* _JOB_: In the listing below, count the lines containing the string "Senate" and state only the number.

Begin TASK INPUTS

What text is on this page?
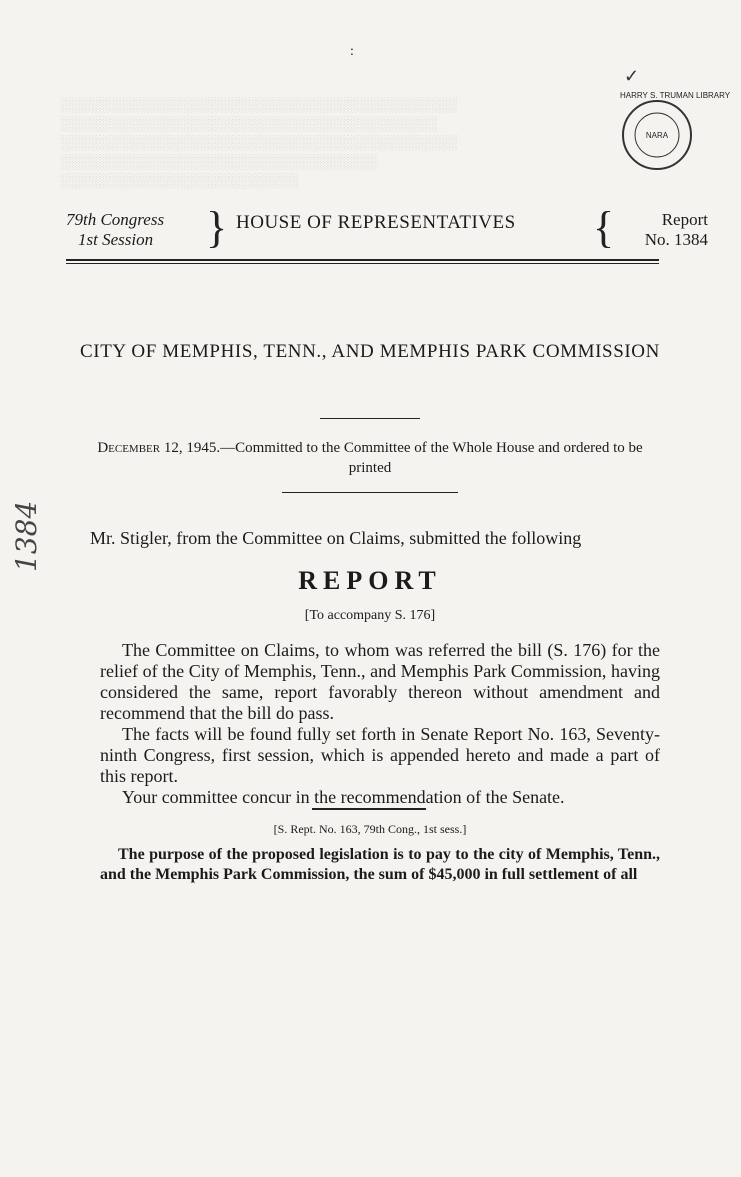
:
✓
HARRY S. TRUMAN LIBRARY
NARA
1384
░░░░░░░░░░░░░░░░░░░░░░░░░░░░░░░░░░░░░░░░
░░░░░░░░░░░░░░░░░░░░░░░░░░░░░░░░░░░░░░
░░░░░░░░░░░░░░░░░░░░░░░░░░░░░░░░░░░░░░░░
░░░░░░░░░░░░░░░░░░░░░░░░░░░░░░░░
░░░░░░░░░░░░░░░░░░░░░░░░
79th Congress
1st Session	} HOUSE OF REPRESENTATIVES {	Report
No. 1384
CITY OF MEMPHIS, TENN., AND MEMPHIS PARK COMMISSION
December 12, 1945.—Committed to the Committee of the Whole House and ordered to be printed
Mr. Stigler, from the Committee on Claims, submitted the following
REPORT
[To accompany S. 176]

The Committee on Claims, to whom was referred the bill (S. 176) for the relief of the City of Memphis, Tenn., and Memphis Park Commission, having considered the same, report favorably thereon without amendment and recommend that the bill do pass.

The facts will be found fully set forth in Senate Report No. 163, Seventy-ninth Congress, first session, which is appended hereto and made a part of this report.

Your committee concur in the recommendation of the Senate.

[S. Rept. No. 163, 79th Cong., 1st sess.]
The purpose of the proposed legislation is to pay to the city of Memphis, Tenn., and the Memphis Park Commission, the sum of $45,000 in full settlement of all
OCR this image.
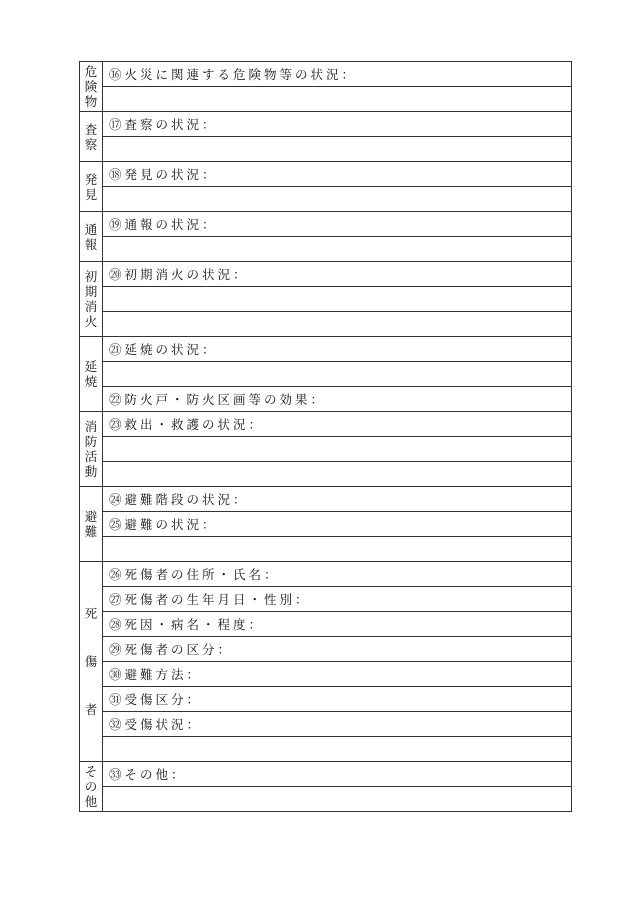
危
険
物	⑯火災に関連する危険物等の状況：

査
察	⑰査察の状況：

発
見	⑱発見の状況：

通
報	⑲通報の状況：

初
期
消
火	⑳初期消火の状況：

延
焼	㉑延焼の状況：

	㉒防火戸・防火区画等の効果：

消
防
活
動	㉓救出・救護の状況：

避
難	㉔避難階段の状況：
	㉕避難の状況：

死
傷
者	㉖死傷者の住所・氏名：
	㉗死傷者の生年月日・性別：
	㉘死因・病名・程度：
	㉙死傷者の区分：
	㉚避難方法：
	㉛受傷区分：
	㉜受傷状況：

そ
の
他	㉝その他：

End TASK INPUTS

* _THE RESULT_: 2